--- TASK BRIEF ---
Write every line out verbatim and omit the pictures.

[Start]

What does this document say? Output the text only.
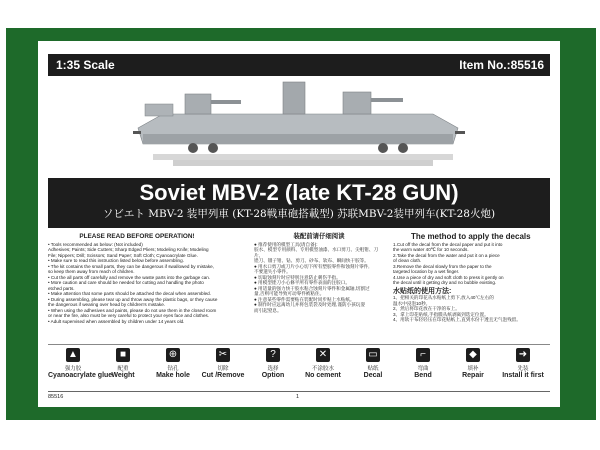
1:35 Scale	Item No.:85516
Soviet MBV-2 (late KT-28 GUN)
ソビエト MBV-2 装甲列車 (KT-28戦車砲搭載型) 苏联MBV-2装甲列车(KT-28火炮)
PLEASE READ BEFORE OPERATION!

• Tools recommended as below: (Not included)

Adhesives; Paints; Side Cutters; Sharp Edged Pliers; Modeling Knife; Modeling

File; Nippers; Drill; Scissors; Sand Paper; Soft Cloth; Cyanoacrylate Glue.

• Make sure to read this instruction listed below before assembling.

• The kit contains the small parts, they can be dangerous if swallowed by mistake,

so keep them away from reach of children.

• Cut the all parts off carefully and remove the waste parts into the garbage can.

• More caution and care should be needed for cutting and handling the photo

etched parts.

• Make attention that some parts should be attached the decal when assembled.

• During assembling, please tear up and throw away the plastic bags, or they cause

the dangerous if wearing over head by children's mistake.

• When using the adhesives and paints, please do not use them in the closed room

or near the fire, also must be very careful to protect your eyes face and clothes.

• Adult supervised when assembled by children under 14 years old.

装配前请仔细阅读

● 推荐使用的模型工具(请自备):

胶水、模型专用颜料、专用模型油漆、水口剪刀、尖咀钳、刀片、

锉刀、镊子钳、钻、剪刀、砂布、软布、瞬间快干胶等。

● 用水口剪刀或刀片小心切下所有塑胶零件和蚀刻片零件,

不要遗失小零件。

● 切取蚀刻片时应特别注意防止刺伤手指。

● 用模型锉刀小心修平所有零件表面的注胶口。

● 用适量的强力快干胶水粘合蚀刻片零件和金属轴,切割过

量,否则可能导致可动零件被粘住。

● 注意某些零件需要贴在装配时同步贴上水贴纸。

● 制作时应远离幼儿并将包装袋及时处理,谨防小孩玩耍

而引起窒息。

The method to apply the decals

1.Cut off the decal from the decal paper and put it into

the warm water 40℃ for 10 seconds.

2.Take the decal from the water and put it on a piece

of clean cloth.

3.Remove the decal slowly from the paper to the

targeted location by a wet finger.

4.Use a piece of dry and soft cloth to press it gently on

the decal until it getting dry and no bubble existing.

水贴纸的使用方法:

1、把相关的印花从水贴纸上剪下,放入40℃左右的

温水中浸泡10秒。

2、然后将印花放在干净的布上。

3、拿上印花贴纸,手指膜从纸剥离到选定位置。

4、用软干布轻轻压在印花贴纸上,直到水份干透且无气泡残留。

▲
强力胶
Cyanoacrylate glue
■
配重
Weight
⊕
钻孔
Make hole
✂
切除
Cut /Remove
?
选择
Option
✕
不涂胶水
No cement
▭
贴纸
Decal
⌐
弯曲
Bend
◆
填补
Repair
➜
先装
Install it first
85516	1
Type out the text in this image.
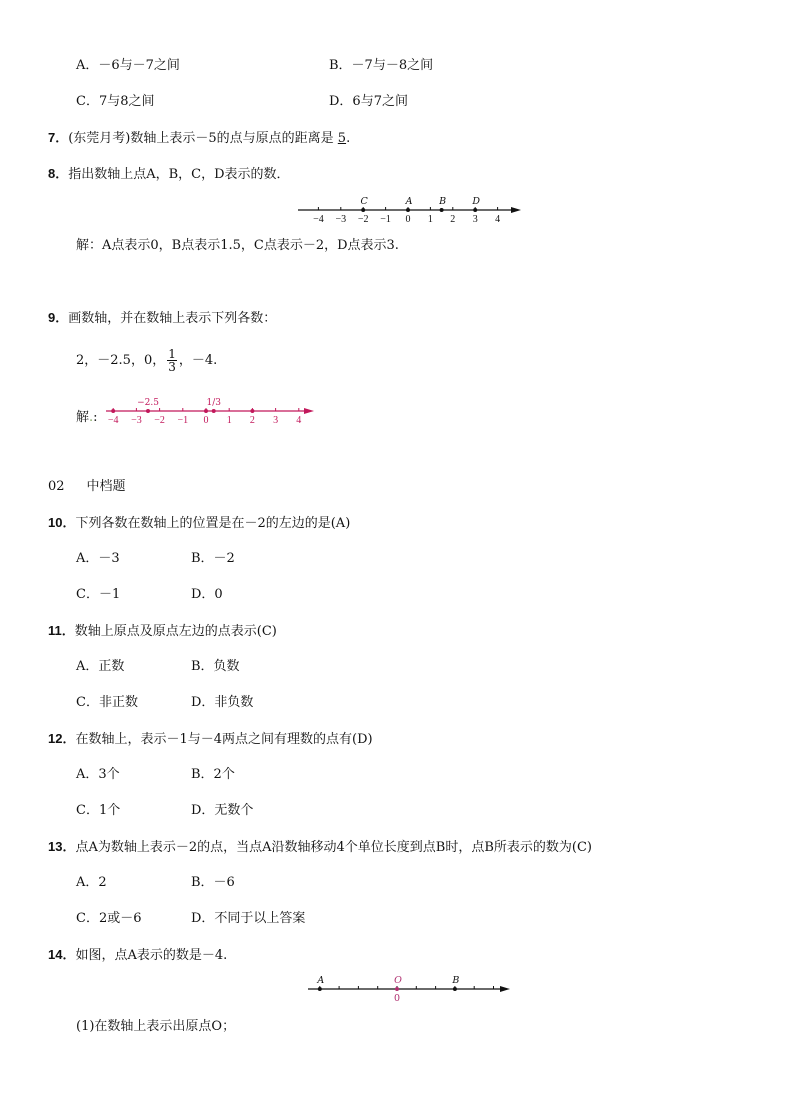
A．－6与－7之间	B．－7与－8之间
C．7与8之间	D．6与7之间
7．(东莞月考)数轴上表示－5的点与原点的距离是 5.
8．指出数轴上点A，B，C，D表示的数．
解：A点表示0，B点表示1.5，C点表示－2，D点表示3.
9．画数轴，并在数轴上表示下列各数：
2，－2.5，0， $\frac{1}{3}$ ，－4.
解.:
02 中档题
10．下列各数在数轴上的位置是在－2的左边的是(A)
A．－3	B．－2
C．－1	D．0
11．数轴上原点及原点左边的点表示(C)
A．正数	B．负数
C．非正数	D．非负数
12．在数轴上，表示－1与－4两点之间有理数的点有(D)
A．3个	B．2个
C．1个	D．无数个
13．点A为数轴上表示－2的点，当点A沿数轴移动4个单位长度到点B时，点B所表示的数为(C)
A．2	B．－6
C．2或－6	D．不同于以上答案
14．如图，点A表示的数是－4.
(1)在数轴上表示出原点O；
−4 −3 −2 −1 0 1 2 3 4
C	A	B	D
−4 −3 −2 −1 0 1 2 3 4
−2.5	1/3
A	O
0
B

[End]

--- REPLY TO THE TASK ---
What does this document say? Output the text only.
1:35 Scale	Item No.:85516
Soviet MBV-2 (late KT-28 GUN)
ソビエト MBV-2 装甲列車 (KT-28戦車砲搭載型) 苏联MBV-2装甲列车(KT-28火炮)
PLEASE READ BEFORE OPERATION!

• Tools recommended as below: (Not included)

Adhesives; Paints; Side Cutters; Sharp Edged Pliers; Modeling Knife; Modeling

File; Nippers; Drill; Scissors; Sand Paper; Soft Cloth; Cyanoacrylate Glue.

• Make sure to read this instruction listed below before assembling.

• The kit contains the small parts, they can be dangerous if swallowed by mistake,

so keep them away from reach of children.

• Cut the all parts off carefully and remove the waste parts into the garbage can.

• More caution and care should be needed for cutting and handling the photo

etched parts.

• Make attention that some parts should be attached the decal when assembled.

• During assembling, please tear up and throw away the plastic bags, or they cause

the dangerous if wearing over head by children's mistake.

• When using the adhesives and paints, please do not use them in the closed room

or near the fire, also must be very careful to protect your eyes face and clothes.

• Adult supervised when assembled by children under 14 years old.

装配前请仔细阅读

● 推荐使用的模型工具(请自备):

胶水、模型专用颜料、专用模型油漆、水口剪刀、尖咀钳、刀片、

锉刀、镊子钳、钻、剪刀、砂布、软布、瞬间快干胶等。

● 用水口剪刀或刀片小心切下所有塑胶零件和蚀刻片零件,

不要遗失小零件。

● 切取蚀刻片时应特别注意防止刺伤手指。

● 用模型锉刀小心修平所有零件表面的注胶口。

● 用适量的强力快干胶水粘合蚀刻片零件和金属轴,切割过

量,否则可能导致可动零件被粘住。

● 注意某些零件需要贴在装配时同步贴上水贴纸。

● 制作时应远离幼儿并将包装袋及时处理,谨防小孩玩耍

而引起窒息。

The method to apply the decals

1.Cut off the decal from the decal paper and put it into

the warm water 40℃ for 10 seconds.

2.Take the decal from the water and put it on a piece

of clean cloth.

3.Remove the decal slowly from the paper to the

targeted location by a wet finger.

4.Use a piece of dry and soft cloth to press it gently on

the decal until it getting dry and no bubble existing.

水贴纸的使用方法:

1、把相关的印花从水贴纸上剪下,放入40℃左右的

温水中浸泡10秒。

2、然后将印花放在干净的布上。

3、拿上印花贴纸,手指膜从纸剥离到选定位置。

4、用软干布轻轻压在印花贴纸上,直到水份干透且无气泡残留。

▲
强力胶
Cyanoacrylate glue
■
配重
Weight
⊕
钻孔
Make hole
✂
切除
Cut /Remove
?
选择
Option
✕
不涂胶水
No cement
▭
贴纸
Decal
⌐
弯曲
Bend
◆
填补
Repair
➜
先装
Install it first
85516	1
Type out the text in this image.
A．－6与－7之间	B．－7与－8之间
C．7与8之间	D．6与7之间
7．(东莞月考)数轴上表示－5的点与原点的距离是 5.
8．指出数轴上点A，B，C，D表示的数．
解：A点表示0，B点表示1.5，C点表示－2，D点表示3.
9．画数轴，并在数轴上表示下列各数：
2，－2.5，0， $\frac{1}{3}$ ，－4.
解.:
02 中档题
10．下列各数在数轴上的位置是在－2的左边的是(A)
A．－3	B．－2
C．－1	D．0
11．数轴上原点及原点左边的点表示(C)
A．正数	B．负数
C．非正数	D．非负数
12．在数轴上，表示－1与－4两点之间有理数的点有(D)
A．3个	B．2个
C．1个	D．无数个
13．点A为数轴上表示－2的点，当点A沿数轴移动4个单位长度到点B时，点B所表示的数为(C)
A．2	B．－6
C．2或－6	D．不同于以上答案
14．如图，点A表示的数是－4.
(1)在数轴上表示出原点O；
−4 −3 −2 −1 0 1 2 3 4
C	A	B	D
−4 −3 −2 −1 0 1 2 3 4
−2.5	1/3
A	O
0
B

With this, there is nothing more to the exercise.